* Start RECORDS FOR THE TASK *
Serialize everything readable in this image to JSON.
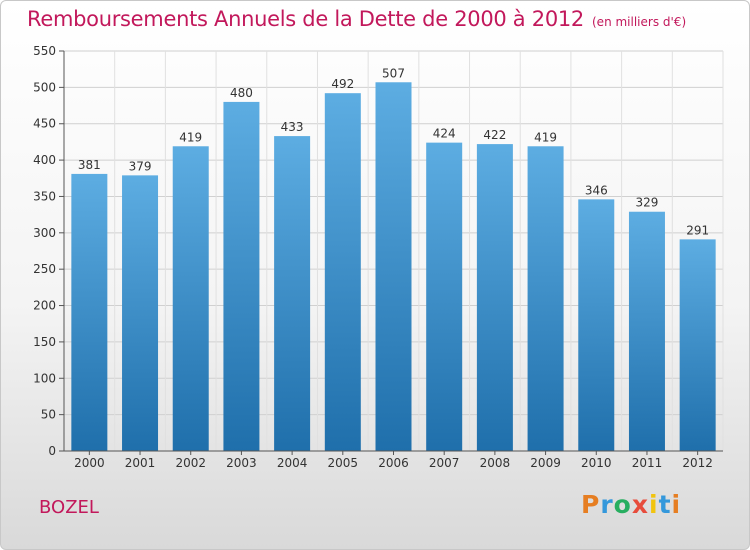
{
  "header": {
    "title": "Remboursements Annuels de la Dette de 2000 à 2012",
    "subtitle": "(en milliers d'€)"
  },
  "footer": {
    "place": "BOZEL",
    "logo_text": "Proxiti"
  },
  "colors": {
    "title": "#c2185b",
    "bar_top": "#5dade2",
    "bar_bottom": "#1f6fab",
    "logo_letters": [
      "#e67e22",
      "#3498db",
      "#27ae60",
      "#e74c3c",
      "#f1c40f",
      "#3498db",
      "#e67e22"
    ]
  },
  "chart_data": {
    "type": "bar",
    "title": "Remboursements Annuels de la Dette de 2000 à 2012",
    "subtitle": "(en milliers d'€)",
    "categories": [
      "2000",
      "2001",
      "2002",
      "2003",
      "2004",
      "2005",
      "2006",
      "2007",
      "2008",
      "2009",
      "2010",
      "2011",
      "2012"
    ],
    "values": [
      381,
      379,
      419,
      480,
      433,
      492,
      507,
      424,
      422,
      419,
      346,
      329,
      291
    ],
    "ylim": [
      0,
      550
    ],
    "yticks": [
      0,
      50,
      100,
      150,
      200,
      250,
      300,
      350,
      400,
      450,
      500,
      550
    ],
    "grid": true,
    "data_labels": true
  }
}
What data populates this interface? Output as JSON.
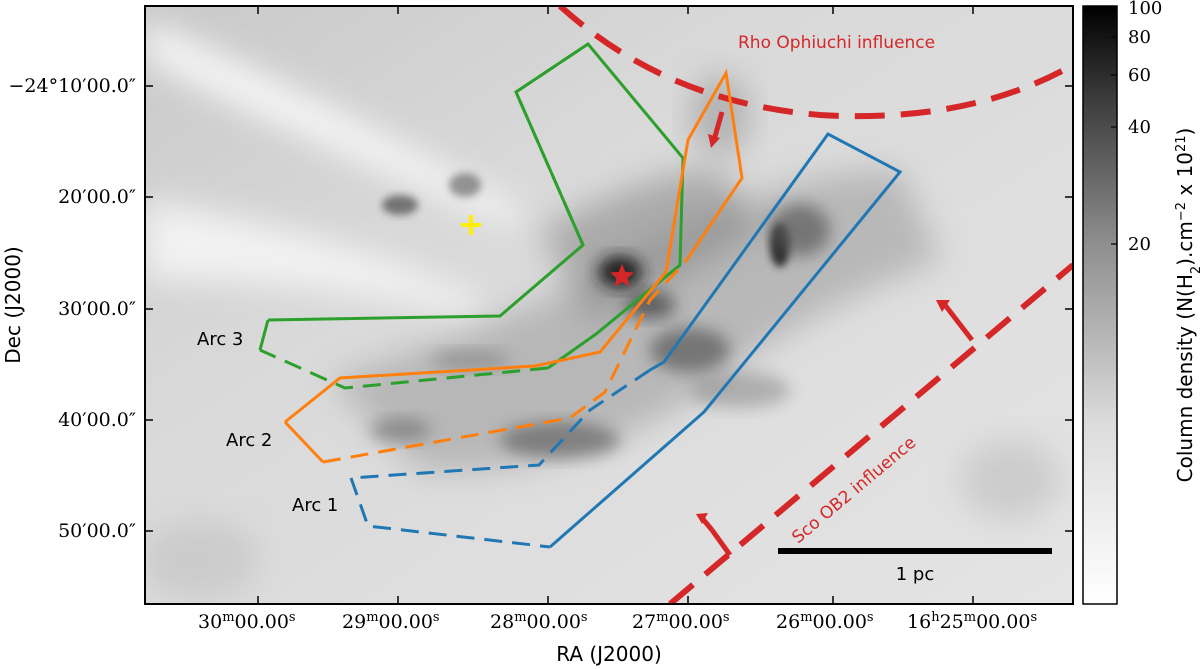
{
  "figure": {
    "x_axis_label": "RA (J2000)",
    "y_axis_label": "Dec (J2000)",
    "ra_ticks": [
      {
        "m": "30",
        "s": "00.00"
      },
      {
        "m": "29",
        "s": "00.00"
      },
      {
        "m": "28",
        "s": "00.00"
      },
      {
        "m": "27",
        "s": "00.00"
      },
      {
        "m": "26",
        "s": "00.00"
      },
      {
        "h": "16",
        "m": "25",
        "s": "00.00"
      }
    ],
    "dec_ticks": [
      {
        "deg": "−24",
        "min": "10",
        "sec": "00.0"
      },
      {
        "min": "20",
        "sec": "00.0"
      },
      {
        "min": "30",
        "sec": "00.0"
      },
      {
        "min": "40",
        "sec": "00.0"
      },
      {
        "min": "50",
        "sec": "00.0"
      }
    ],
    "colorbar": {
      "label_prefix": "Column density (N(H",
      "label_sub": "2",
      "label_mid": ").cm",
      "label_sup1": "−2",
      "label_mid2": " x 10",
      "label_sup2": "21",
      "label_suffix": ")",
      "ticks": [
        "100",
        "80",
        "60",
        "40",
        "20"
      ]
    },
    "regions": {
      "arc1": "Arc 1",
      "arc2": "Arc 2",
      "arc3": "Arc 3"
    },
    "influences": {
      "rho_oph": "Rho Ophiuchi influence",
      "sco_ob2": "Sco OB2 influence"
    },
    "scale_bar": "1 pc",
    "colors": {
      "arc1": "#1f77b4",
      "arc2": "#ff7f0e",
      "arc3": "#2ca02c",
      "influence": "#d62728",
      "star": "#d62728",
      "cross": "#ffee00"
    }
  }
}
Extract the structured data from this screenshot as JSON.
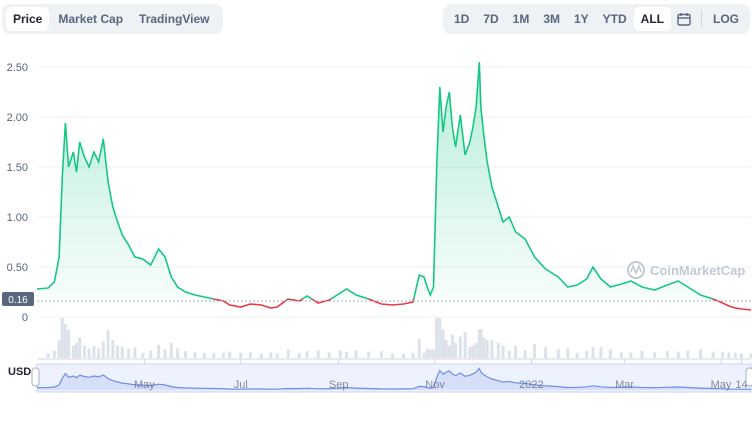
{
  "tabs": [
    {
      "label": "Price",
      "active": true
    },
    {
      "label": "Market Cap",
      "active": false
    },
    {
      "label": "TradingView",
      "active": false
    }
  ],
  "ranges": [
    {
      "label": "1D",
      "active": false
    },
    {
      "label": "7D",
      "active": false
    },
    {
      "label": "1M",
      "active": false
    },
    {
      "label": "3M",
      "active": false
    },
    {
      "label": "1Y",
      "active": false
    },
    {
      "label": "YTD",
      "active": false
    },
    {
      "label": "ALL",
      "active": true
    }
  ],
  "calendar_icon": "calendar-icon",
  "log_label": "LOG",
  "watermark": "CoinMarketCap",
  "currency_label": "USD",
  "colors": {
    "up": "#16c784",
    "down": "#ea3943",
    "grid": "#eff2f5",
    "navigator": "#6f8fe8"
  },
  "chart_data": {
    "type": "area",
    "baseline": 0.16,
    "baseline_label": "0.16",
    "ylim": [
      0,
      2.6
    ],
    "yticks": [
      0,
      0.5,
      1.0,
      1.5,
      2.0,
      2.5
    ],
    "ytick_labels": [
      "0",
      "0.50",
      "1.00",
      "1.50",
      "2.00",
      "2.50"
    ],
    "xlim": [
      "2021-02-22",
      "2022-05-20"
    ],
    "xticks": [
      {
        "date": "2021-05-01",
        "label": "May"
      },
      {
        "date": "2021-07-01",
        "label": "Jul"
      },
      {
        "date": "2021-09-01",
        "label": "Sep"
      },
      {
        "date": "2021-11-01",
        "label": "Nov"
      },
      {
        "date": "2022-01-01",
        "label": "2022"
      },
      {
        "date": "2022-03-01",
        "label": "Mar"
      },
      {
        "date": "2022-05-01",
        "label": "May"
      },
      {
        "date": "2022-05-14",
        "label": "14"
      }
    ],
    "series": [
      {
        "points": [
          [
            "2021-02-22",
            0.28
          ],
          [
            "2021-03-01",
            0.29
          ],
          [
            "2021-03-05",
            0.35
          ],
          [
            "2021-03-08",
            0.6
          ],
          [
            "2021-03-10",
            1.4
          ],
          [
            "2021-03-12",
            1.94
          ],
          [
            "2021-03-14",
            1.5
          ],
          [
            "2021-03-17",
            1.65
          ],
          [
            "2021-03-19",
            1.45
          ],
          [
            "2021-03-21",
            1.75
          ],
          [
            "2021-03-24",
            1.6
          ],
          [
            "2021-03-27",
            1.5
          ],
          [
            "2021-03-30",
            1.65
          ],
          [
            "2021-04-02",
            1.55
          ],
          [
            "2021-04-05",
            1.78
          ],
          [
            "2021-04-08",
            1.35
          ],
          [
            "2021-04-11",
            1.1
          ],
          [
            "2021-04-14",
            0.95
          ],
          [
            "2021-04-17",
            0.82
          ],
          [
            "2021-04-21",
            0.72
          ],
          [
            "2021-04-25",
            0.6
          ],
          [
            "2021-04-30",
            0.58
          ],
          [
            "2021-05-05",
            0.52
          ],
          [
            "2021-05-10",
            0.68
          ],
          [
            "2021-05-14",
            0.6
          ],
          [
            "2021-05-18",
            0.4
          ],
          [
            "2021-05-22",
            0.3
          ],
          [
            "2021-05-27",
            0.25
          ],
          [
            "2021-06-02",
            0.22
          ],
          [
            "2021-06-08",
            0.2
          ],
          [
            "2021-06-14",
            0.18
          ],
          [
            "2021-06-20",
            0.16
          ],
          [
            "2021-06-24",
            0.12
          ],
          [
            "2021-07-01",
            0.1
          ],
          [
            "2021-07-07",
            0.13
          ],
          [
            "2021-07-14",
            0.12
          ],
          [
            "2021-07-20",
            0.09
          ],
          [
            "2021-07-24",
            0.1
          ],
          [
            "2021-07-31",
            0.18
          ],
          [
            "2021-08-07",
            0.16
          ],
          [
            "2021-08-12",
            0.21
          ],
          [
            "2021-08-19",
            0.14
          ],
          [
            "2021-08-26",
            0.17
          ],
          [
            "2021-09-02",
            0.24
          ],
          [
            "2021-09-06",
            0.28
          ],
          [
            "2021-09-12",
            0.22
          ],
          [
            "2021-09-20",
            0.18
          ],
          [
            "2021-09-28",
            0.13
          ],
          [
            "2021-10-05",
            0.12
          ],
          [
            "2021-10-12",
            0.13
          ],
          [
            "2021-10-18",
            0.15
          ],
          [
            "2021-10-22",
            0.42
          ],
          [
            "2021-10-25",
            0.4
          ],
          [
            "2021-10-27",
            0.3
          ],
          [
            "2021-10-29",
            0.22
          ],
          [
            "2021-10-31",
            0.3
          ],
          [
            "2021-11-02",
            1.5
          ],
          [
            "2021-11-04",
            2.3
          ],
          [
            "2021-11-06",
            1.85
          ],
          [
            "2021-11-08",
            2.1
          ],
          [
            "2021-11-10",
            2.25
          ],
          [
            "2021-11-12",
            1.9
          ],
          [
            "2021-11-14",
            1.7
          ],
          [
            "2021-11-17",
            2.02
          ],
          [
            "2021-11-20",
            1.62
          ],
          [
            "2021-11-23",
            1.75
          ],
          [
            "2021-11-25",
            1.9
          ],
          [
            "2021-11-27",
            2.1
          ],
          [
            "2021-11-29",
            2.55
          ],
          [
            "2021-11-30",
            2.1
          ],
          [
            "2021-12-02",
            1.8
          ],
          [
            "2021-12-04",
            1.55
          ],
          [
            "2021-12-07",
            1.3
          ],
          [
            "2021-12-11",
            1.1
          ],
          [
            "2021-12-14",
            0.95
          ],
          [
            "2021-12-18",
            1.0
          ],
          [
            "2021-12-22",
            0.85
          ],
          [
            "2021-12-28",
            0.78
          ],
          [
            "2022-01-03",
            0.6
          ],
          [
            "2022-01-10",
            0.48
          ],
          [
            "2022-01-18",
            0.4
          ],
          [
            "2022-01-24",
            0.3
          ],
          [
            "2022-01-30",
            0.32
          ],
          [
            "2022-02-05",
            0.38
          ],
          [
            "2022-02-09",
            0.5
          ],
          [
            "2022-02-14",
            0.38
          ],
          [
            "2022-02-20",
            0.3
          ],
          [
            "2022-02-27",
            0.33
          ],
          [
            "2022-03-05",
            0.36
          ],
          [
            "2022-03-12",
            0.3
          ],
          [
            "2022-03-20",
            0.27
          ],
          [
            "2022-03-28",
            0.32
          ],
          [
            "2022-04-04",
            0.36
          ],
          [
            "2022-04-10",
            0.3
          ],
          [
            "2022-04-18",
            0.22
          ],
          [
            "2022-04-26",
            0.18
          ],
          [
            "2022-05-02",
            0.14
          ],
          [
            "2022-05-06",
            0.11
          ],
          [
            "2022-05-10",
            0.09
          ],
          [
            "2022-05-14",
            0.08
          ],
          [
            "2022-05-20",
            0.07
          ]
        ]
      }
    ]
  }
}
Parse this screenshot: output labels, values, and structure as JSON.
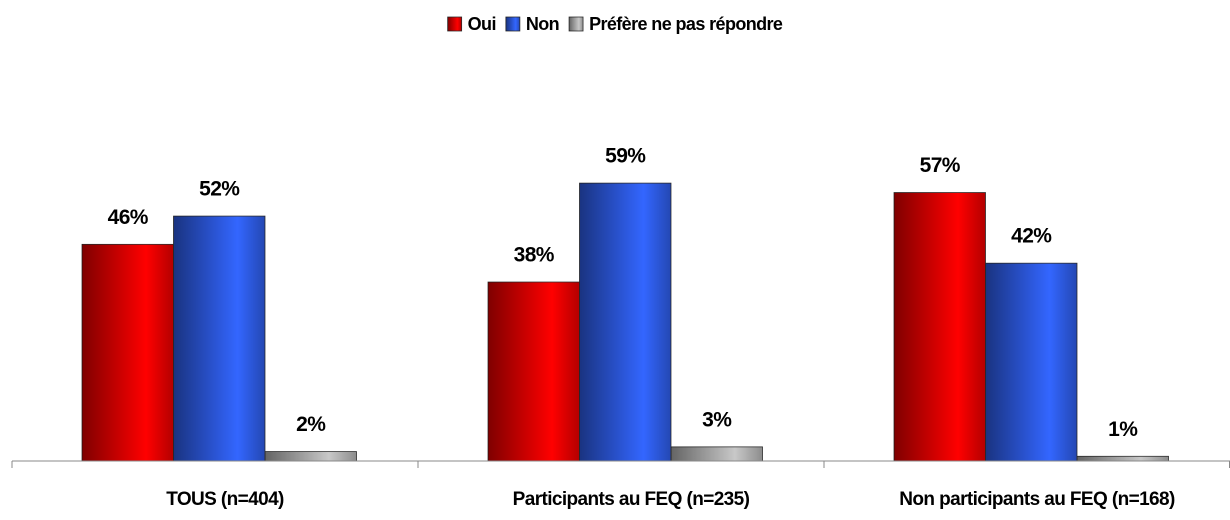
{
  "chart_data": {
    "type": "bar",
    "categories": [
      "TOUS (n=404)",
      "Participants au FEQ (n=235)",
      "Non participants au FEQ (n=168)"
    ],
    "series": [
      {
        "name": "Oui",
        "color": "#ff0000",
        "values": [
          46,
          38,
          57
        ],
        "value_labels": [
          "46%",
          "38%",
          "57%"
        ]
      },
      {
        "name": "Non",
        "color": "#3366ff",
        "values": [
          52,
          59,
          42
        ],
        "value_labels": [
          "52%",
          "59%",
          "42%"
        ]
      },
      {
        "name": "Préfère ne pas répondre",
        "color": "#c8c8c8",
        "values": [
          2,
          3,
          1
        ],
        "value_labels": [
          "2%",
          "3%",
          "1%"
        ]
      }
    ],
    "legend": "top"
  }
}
* End RECORDS FOR THE TASK *
*GIVEN INSTRUCTION:*
Copy each line of the records containing the string "milliers".

*SOLUTION TO THIS TASK:*
    "subtitle": "(en milliers d'€)"
    "subtitle": "(en milliers d'€)",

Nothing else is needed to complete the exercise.